> **Task details**
Reproduce the items verbatim, starting at their first line and ending with the line that contains "stack-magenta: [287, 380, 294, 402]", with both of those lines included.

--- Start Records for the exercise ---

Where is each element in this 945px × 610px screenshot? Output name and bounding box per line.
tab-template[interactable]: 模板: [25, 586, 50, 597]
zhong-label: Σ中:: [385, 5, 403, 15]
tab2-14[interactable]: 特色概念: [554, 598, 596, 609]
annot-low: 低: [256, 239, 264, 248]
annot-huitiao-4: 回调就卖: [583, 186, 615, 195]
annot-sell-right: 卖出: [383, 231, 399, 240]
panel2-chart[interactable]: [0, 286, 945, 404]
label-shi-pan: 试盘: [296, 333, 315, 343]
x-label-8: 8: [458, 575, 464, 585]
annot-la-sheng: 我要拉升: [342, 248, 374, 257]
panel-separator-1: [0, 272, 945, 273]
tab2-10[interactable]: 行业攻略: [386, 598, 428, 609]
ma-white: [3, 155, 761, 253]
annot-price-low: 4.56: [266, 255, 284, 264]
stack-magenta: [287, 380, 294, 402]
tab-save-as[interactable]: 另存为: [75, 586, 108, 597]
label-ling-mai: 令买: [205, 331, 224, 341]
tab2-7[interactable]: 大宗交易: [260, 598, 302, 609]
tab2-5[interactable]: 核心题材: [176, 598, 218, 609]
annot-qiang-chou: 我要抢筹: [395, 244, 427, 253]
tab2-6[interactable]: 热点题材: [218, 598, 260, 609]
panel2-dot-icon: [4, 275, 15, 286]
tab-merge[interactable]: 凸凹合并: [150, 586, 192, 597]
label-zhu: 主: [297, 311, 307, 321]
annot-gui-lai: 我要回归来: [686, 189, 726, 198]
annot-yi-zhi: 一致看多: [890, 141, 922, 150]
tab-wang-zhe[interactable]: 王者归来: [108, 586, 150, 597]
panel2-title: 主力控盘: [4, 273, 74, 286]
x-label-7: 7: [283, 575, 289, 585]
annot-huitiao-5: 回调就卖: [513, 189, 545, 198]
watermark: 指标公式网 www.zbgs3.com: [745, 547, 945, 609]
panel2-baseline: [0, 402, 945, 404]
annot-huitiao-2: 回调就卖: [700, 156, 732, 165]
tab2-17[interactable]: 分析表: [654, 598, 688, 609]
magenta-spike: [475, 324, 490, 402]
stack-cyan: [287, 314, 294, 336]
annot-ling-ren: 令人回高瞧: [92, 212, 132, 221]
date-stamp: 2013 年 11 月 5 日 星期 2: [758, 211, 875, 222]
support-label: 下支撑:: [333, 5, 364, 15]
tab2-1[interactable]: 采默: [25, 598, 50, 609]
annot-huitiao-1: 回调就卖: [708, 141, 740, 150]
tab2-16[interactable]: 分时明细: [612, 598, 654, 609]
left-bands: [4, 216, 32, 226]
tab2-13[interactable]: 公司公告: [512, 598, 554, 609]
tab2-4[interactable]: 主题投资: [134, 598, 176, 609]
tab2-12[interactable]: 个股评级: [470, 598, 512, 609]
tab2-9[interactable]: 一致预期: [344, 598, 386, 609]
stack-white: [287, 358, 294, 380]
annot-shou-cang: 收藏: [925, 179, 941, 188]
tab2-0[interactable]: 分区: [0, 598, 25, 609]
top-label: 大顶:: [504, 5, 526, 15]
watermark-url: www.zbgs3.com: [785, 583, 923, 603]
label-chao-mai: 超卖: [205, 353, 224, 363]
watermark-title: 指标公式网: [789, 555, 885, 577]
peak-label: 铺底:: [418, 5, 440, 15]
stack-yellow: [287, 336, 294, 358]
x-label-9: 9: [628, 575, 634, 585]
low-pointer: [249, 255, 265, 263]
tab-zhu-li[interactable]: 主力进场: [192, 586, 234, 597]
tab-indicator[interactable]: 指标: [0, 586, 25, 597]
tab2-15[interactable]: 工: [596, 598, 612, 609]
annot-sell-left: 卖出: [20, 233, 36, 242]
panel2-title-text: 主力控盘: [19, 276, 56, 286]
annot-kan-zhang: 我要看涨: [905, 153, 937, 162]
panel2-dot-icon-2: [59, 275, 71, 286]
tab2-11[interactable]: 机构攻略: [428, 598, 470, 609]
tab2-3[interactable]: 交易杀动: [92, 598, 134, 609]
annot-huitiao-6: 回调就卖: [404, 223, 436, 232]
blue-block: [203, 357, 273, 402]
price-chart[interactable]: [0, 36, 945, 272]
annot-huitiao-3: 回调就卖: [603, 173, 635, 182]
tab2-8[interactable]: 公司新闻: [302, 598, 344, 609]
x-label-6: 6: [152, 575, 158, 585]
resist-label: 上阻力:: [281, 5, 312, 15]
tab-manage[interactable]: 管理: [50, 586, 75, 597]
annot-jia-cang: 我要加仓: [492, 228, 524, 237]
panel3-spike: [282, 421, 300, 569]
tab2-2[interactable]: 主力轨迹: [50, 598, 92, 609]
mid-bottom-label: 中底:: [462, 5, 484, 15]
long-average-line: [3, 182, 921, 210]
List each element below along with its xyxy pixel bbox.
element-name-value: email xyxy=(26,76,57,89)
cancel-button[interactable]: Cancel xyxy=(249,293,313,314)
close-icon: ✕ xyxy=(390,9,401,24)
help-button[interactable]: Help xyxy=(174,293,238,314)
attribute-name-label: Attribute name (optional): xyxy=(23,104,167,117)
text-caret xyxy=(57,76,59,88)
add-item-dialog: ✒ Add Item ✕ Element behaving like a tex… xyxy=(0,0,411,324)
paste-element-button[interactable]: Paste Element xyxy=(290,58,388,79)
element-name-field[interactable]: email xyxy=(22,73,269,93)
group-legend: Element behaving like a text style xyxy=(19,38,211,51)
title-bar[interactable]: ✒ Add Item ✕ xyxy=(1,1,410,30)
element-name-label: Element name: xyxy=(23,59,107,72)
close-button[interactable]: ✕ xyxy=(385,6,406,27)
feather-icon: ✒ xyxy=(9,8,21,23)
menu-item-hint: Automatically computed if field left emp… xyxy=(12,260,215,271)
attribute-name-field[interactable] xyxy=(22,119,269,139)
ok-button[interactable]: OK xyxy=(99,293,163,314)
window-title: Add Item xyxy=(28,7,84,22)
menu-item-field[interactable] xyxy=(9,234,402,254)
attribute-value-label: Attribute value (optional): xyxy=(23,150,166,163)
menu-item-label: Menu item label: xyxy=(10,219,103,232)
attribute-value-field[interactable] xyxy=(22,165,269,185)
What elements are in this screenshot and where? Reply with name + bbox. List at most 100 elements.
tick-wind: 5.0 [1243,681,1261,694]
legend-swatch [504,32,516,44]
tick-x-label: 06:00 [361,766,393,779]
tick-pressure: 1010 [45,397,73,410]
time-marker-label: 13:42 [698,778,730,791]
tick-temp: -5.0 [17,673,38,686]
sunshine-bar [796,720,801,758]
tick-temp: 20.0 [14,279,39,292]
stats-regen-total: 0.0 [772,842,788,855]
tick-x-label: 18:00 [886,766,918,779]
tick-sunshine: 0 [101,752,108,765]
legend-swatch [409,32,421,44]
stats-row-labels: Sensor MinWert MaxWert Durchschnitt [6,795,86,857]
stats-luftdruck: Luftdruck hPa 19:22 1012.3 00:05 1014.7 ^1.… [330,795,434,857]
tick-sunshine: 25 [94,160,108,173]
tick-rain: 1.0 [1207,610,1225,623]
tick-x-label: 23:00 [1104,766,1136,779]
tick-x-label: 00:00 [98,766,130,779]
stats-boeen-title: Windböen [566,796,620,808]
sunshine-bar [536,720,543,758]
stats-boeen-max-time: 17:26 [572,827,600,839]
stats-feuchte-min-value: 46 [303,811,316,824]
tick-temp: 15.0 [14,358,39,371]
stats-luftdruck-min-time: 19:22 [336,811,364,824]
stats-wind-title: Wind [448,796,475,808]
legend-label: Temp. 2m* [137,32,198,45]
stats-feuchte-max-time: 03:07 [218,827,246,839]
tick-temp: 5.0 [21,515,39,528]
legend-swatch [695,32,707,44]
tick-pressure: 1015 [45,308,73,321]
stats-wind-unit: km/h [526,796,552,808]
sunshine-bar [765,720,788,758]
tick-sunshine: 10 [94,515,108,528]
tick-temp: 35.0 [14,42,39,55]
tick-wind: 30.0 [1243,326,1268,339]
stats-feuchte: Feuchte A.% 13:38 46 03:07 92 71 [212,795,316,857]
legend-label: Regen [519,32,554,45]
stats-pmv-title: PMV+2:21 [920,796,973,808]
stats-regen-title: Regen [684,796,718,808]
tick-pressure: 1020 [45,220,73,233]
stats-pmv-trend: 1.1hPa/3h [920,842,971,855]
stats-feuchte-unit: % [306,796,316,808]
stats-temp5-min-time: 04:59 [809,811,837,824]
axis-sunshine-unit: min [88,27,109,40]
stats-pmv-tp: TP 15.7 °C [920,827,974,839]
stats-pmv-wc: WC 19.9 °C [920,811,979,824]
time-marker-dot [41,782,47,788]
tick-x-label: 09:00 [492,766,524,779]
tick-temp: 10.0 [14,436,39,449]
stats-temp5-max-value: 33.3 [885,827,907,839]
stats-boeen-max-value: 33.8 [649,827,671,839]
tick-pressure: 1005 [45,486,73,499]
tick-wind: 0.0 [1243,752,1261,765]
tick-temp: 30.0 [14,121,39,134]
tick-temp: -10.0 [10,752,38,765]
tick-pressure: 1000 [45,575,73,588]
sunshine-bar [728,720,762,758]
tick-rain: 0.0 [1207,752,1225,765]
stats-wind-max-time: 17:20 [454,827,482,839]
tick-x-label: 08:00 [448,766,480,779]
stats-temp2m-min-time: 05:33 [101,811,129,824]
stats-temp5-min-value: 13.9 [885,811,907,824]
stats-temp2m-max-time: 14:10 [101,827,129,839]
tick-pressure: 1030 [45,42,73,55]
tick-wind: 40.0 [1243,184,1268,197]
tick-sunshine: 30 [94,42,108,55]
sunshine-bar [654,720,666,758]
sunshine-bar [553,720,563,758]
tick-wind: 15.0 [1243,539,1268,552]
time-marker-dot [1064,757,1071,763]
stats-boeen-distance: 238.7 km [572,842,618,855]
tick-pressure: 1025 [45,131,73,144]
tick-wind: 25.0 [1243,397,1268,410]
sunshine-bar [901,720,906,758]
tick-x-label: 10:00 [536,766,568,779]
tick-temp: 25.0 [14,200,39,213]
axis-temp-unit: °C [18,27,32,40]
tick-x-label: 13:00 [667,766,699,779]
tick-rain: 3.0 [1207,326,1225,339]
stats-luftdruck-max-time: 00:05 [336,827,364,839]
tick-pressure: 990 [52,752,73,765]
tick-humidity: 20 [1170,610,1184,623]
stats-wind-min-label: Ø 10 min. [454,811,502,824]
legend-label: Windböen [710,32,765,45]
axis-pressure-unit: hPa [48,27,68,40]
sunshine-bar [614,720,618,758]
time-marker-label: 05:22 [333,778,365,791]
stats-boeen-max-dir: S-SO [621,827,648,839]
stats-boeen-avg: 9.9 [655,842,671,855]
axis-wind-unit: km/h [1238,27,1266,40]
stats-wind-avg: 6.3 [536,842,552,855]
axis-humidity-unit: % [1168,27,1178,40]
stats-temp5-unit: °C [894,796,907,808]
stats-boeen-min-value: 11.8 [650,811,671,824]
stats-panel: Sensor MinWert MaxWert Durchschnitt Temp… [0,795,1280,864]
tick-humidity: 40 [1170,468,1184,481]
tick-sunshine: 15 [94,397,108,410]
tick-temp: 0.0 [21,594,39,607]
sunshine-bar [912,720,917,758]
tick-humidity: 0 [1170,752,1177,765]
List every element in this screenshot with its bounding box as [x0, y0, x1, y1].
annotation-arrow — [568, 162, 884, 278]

--- End Records for the exercise ---

> **Task output**
Where is each element in this 945px × 610px screenshot? Output name and bounding box per line.
tab-template[interactable]: 模板: [25, 586, 50, 597]
zhong-label: Σ中:: [385, 5, 403, 15]
tab2-14[interactable]: 特色概念: [554, 598, 596, 609]
annot-low: 低: [256, 239, 264, 248]
annot-huitiao-4: 回调就卖: [583, 186, 615, 195]
annot-sell-right: 卖出: [383, 231, 399, 240]
panel2-chart[interactable]: [0, 286, 945, 404]
label-shi-pan: 试盘: [296, 333, 315, 343]
x-label-8: 8: [458, 575, 464, 585]
annot-la-sheng: 我要拉升: [342, 248, 374, 257]
panel-separator-1: [0, 272, 945, 273]
tab2-10[interactable]: 行业攻略: [386, 598, 428, 609]
ma-white: [3, 155, 761, 253]
annot-price-low: 4.56: [266, 255, 284, 264]
stack-magenta: [287, 380, 294, 402]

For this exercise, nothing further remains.